▶ **Provided information**
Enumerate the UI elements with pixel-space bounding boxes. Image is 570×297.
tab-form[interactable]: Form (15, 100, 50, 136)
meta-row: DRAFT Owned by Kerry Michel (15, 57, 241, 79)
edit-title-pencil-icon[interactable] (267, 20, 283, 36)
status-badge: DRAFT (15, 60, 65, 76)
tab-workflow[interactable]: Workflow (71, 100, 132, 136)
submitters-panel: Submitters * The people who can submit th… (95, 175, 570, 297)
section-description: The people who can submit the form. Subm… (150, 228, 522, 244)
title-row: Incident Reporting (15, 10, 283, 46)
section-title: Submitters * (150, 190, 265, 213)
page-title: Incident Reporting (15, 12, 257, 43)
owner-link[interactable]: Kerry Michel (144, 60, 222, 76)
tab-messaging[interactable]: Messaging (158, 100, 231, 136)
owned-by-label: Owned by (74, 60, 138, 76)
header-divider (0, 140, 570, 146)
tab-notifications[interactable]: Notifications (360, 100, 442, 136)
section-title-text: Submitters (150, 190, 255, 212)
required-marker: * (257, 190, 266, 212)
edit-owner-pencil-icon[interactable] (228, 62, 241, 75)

---

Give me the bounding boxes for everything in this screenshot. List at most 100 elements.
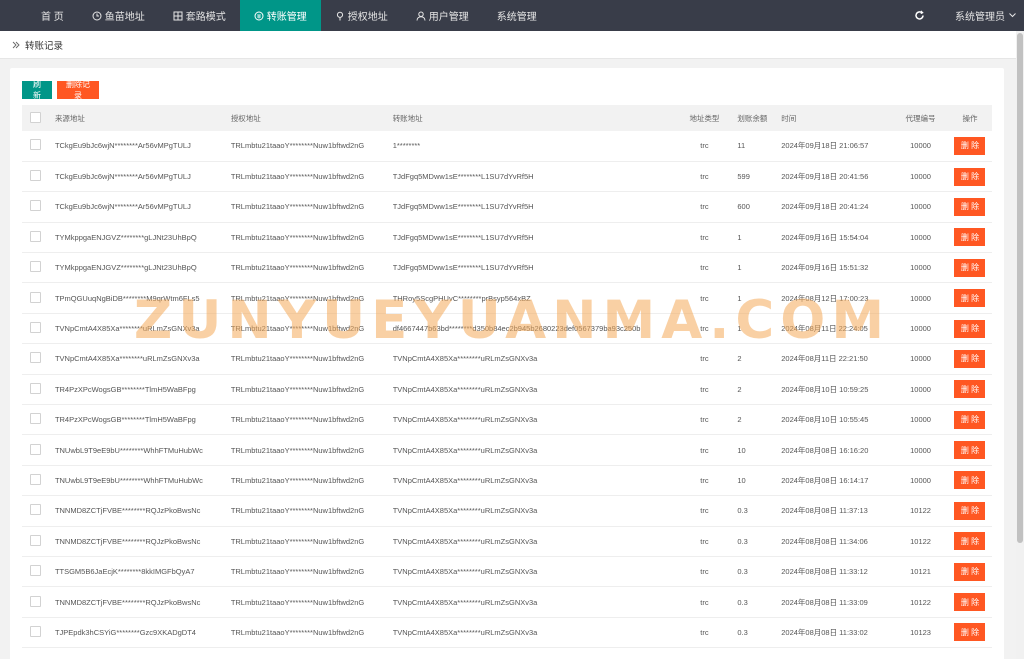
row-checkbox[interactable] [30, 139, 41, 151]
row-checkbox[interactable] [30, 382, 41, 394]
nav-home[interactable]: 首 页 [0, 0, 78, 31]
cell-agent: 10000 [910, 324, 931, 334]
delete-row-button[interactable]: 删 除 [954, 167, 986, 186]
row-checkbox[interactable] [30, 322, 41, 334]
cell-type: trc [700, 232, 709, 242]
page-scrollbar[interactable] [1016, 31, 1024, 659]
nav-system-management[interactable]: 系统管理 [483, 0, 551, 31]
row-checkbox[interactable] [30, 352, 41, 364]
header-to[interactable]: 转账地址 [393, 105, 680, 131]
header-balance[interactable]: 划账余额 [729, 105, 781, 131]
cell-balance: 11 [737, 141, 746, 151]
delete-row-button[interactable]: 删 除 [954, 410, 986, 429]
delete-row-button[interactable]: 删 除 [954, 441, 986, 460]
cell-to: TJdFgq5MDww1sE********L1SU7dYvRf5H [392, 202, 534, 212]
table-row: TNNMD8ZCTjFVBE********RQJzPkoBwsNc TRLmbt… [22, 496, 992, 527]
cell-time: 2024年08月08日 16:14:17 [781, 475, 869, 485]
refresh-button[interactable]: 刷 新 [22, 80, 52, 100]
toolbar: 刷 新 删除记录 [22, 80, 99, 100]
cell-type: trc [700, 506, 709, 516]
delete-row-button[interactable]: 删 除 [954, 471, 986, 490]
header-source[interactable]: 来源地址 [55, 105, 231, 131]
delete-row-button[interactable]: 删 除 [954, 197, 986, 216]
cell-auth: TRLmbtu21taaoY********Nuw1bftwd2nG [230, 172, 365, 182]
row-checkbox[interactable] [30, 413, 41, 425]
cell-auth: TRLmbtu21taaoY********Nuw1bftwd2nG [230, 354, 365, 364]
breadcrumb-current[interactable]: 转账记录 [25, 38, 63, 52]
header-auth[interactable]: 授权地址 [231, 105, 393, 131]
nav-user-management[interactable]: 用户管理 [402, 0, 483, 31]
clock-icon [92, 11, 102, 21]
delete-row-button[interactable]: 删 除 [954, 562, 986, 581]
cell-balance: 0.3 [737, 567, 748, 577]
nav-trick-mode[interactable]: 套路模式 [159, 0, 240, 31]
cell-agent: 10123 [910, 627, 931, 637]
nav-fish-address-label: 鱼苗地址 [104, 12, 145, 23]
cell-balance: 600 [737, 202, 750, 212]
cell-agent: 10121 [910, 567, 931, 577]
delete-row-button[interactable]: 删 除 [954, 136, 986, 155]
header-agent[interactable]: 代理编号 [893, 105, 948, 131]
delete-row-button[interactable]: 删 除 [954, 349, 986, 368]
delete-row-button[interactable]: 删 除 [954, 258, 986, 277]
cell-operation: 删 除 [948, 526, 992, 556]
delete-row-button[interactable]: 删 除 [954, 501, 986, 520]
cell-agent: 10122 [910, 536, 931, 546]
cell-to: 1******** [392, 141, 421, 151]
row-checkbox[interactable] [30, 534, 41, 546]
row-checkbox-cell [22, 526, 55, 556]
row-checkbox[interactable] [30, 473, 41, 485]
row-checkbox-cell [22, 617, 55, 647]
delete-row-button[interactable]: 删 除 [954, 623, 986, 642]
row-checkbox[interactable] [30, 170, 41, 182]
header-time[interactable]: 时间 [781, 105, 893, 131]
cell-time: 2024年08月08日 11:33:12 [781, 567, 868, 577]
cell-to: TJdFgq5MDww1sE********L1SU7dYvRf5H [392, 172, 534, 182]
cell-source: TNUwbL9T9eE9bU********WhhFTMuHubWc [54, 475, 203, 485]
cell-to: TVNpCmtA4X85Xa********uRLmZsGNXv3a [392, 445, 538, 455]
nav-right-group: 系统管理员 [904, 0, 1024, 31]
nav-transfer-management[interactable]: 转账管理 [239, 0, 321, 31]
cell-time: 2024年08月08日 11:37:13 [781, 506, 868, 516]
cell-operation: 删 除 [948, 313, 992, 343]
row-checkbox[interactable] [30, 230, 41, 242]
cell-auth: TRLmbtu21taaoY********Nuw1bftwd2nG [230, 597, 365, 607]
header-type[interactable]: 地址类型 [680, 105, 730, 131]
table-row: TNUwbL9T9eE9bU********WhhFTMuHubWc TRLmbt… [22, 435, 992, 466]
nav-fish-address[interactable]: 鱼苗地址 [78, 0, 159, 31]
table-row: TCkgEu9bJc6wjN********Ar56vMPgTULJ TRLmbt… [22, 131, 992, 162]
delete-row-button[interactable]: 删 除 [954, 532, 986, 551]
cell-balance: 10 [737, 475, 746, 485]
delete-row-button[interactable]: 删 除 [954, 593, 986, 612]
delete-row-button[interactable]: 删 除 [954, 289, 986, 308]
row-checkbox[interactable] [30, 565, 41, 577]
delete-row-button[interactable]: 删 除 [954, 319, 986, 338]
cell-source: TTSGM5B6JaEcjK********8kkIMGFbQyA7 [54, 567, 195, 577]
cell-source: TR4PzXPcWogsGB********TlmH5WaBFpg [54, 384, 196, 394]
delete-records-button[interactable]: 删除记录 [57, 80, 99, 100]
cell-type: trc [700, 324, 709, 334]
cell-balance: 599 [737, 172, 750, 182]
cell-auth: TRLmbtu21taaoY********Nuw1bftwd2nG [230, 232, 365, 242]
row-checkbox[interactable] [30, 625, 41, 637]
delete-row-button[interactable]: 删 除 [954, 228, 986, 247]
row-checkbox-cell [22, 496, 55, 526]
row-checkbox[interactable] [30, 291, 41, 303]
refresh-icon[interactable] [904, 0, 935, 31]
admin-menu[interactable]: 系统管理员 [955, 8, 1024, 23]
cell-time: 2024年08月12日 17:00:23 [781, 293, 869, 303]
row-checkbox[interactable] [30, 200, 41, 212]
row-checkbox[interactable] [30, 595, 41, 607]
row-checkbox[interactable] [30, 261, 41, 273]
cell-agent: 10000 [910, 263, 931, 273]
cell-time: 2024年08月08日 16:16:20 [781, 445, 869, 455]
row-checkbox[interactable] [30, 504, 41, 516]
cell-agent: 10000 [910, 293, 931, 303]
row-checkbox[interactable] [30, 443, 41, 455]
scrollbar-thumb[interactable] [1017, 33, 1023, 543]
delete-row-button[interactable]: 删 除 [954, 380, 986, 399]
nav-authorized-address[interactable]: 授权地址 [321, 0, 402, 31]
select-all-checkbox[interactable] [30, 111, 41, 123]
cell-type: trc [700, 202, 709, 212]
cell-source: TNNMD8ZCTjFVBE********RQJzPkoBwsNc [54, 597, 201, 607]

...

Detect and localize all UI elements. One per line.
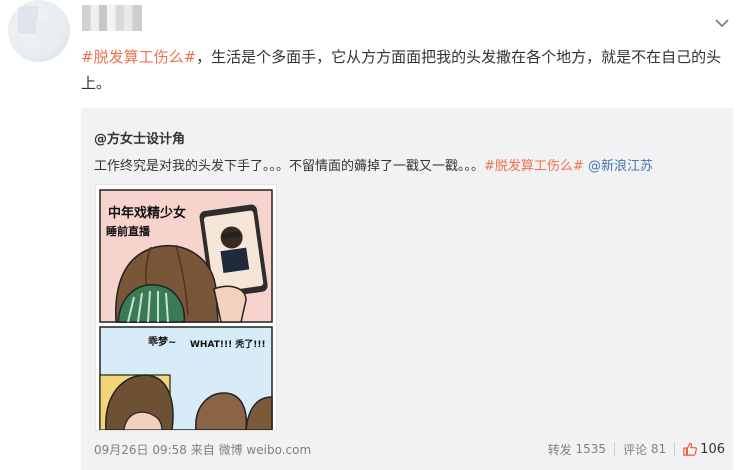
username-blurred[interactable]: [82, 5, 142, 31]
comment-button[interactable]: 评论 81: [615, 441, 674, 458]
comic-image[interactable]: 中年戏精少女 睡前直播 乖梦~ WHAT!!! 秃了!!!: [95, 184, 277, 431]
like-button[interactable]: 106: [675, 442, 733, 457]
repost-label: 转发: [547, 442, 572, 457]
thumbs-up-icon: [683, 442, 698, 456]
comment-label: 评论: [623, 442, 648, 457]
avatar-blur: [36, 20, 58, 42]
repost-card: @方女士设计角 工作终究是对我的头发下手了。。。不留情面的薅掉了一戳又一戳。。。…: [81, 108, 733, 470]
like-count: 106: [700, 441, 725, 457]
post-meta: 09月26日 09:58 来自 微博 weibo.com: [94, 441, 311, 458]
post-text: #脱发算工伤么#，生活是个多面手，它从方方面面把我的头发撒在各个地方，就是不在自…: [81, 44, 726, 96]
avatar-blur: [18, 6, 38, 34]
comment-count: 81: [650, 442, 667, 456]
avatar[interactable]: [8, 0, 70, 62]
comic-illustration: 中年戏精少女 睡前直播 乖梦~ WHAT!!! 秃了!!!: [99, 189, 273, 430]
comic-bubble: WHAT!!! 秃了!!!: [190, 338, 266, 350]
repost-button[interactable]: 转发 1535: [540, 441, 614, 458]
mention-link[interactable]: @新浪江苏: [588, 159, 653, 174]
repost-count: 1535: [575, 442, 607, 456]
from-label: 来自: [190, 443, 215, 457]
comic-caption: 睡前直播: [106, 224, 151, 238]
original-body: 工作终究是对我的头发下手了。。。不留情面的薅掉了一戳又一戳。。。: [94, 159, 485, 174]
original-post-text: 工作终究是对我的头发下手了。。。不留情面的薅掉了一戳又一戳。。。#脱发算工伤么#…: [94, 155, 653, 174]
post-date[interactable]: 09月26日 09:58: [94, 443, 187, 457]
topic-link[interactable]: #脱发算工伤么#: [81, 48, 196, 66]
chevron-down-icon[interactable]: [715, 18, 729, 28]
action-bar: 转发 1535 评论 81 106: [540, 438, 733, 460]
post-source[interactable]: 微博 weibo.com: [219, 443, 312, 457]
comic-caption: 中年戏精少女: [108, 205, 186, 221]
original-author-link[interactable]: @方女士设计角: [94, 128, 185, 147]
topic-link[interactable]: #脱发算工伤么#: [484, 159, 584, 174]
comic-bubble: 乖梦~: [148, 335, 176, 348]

▶ **Exercise**
Copy the data above word for word, from the line with "username-blurred[interactable]: [82, 5, 142, 31]" through the line with "comic-bubble: 乖梦~: [148, 335, 176, 348]", including both of those lines.

▶ **Task output**
username-blurred[interactable]: [82, 5, 142, 31]
comment-button[interactable]: 评论 81: [615, 441, 674, 458]
comic-image[interactable]: 中年戏精少女 睡前直播 乖梦~ WHAT!!! 秃了!!!: [95, 184, 277, 431]
like-button[interactable]: 106: [675, 442, 733, 457]
repost-label: 转发: [547, 442, 572, 457]
thumbs-up-icon: [683, 442, 698, 456]
comment-label: 评论: [623, 442, 648, 457]
avatar-blur: [36, 20, 58, 42]
repost-card: @方女士设计角 工作终究是对我的头发下手了。。。不留情面的薅掉了一戳又一戳。。。…: [81, 108, 733, 470]
like-count: 106: [700, 441, 725, 457]
post-meta: 09月26日 09:58 来自 微博 weibo.com: [94, 441, 311, 458]
post-text: #脱发算工伤么#，生活是个多面手，它从方方面面把我的头发撒在各个地方，就是不在自…: [81, 44, 726, 96]
avatar-blur: [18, 6, 38, 34]
comment-count: 81: [650, 442, 667, 456]
avatar[interactable]: [8, 0, 70, 62]
comic-illustration: 中年戏精少女 睡前直播 乖梦~ WHAT!!! 秃了!!!: [99, 189, 273, 430]
comic-bubble: WHAT!!! 秃了!!!: [190, 338, 266, 350]
repost-button[interactable]: 转发 1535: [540, 441, 614, 458]
mention-link[interactable]: @新浪江苏: [588, 159, 653, 174]
repost-count: 1535: [575, 442, 607, 456]
from-label: 来自: [190, 443, 215, 457]
comic-caption: 睡前直播: [106, 224, 151, 238]
original-body: 工作终究是对我的头发下手了。。。不留情面的薅掉了一戳又一戳。。。: [94, 159, 485, 174]
original-post-text: 工作终究是对我的头发下手了。。。不留情面的薅掉了一戳又一戳。。。#脱发算工伤么#…: [94, 155, 653, 174]
post-date[interactable]: 09月26日 09:58: [94, 443, 187, 457]
topic-link[interactable]: #脱发算工伤么#: [81, 48, 196, 66]
chevron-down-icon[interactable]: [715, 18, 729, 28]
action-bar: 转发 1535 评论 81 106: [540, 438, 733, 460]
post-source[interactable]: 微博 weibo.com: [219, 443, 312, 457]
comic-caption: 中年戏精少女: [108, 205, 186, 221]
original-author-link[interactable]: @方女士设计角: [94, 128, 185, 147]
topic-link[interactable]: #脱发算工伤么#: [484, 159, 584, 174]
comic-bubble: 乖梦~: [148, 335, 176, 348]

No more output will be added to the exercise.